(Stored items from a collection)
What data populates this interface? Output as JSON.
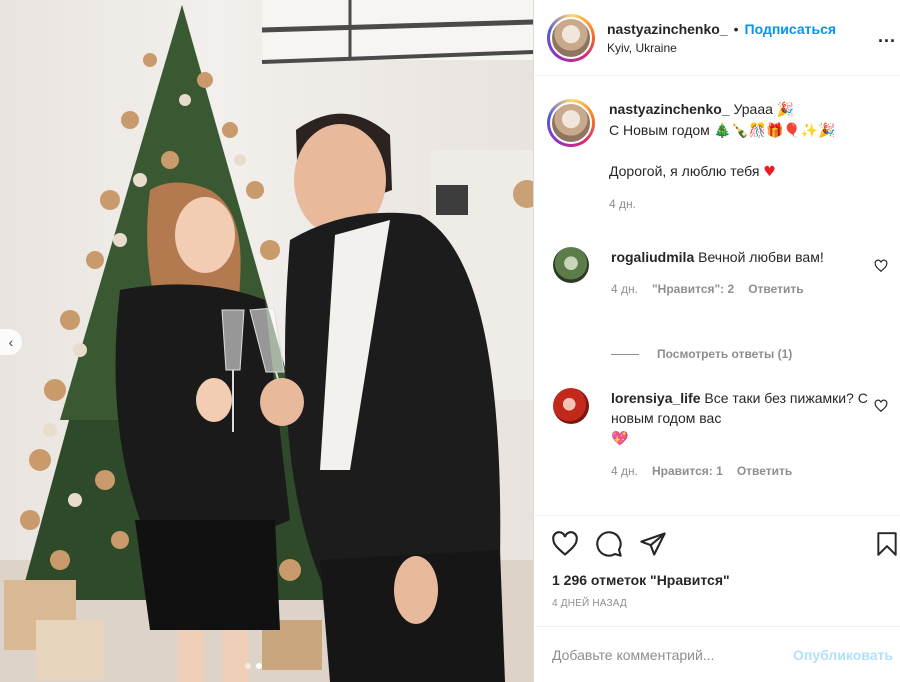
{
  "post": {
    "username": "nastyazinchenko_",
    "separator": "•",
    "follow_label": "Подписаться",
    "location": "Kyiv, Ukraine",
    "more_label": "..."
  },
  "caption": {
    "username": "nastyazinchenko_",
    "line1": "Урааа",
    "line1_emoji": "🎉",
    "line2": "С Новым годом",
    "line2_emoji": "🎄🍾🎊🎁🎈✨🎉",
    "line3": "Дорогой, я люблю тебя",
    "line3_emoji": "♥",
    "time": "4 дн."
  },
  "comments": [
    {
      "username": "rogaliudmila",
      "text": "Вечной любви вам!",
      "time": "4 дн.",
      "likes": "\"Нравится\": 2",
      "reply": "Ответить",
      "view_replies": "Посмотреть ответы (1)"
    },
    {
      "username": "lorensiya_life",
      "text": "Все таки без пижамки? С новым годом вас",
      "emoji": "💖",
      "time": "4 дн.",
      "likes": "Нравится: 1",
      "reply": "Ответить"
    }
  ],
  "actions": {
    "likes_count": "1 296 отметок \"Нравится\"",
    "date": "4 ДНЕЙ НАЗАД"
  },
  "add_comment": {
    "placeholder": "Добавьте комментарий...",
    "publish_label": "Опубликовать"
  },
  "carousel": {
    "prev_label": "‹",
    "active_index": 1,
    "count": 2
  },
  "colors": {
    "link_blue": "#0095f6",
    "publish_disabled": "#b2dffc",
    "meta_gray": "#8e8e8e",
    "text": "#262626"
  }
}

**WORK REQUIRED**
Find the lines containing "text" and pull them out.

**COMPLETE ANSWER**
      "text": "Вечной любви вам!",
      "text": "Все таки без пижамки? С новым годом вас",
    "text": "#262626"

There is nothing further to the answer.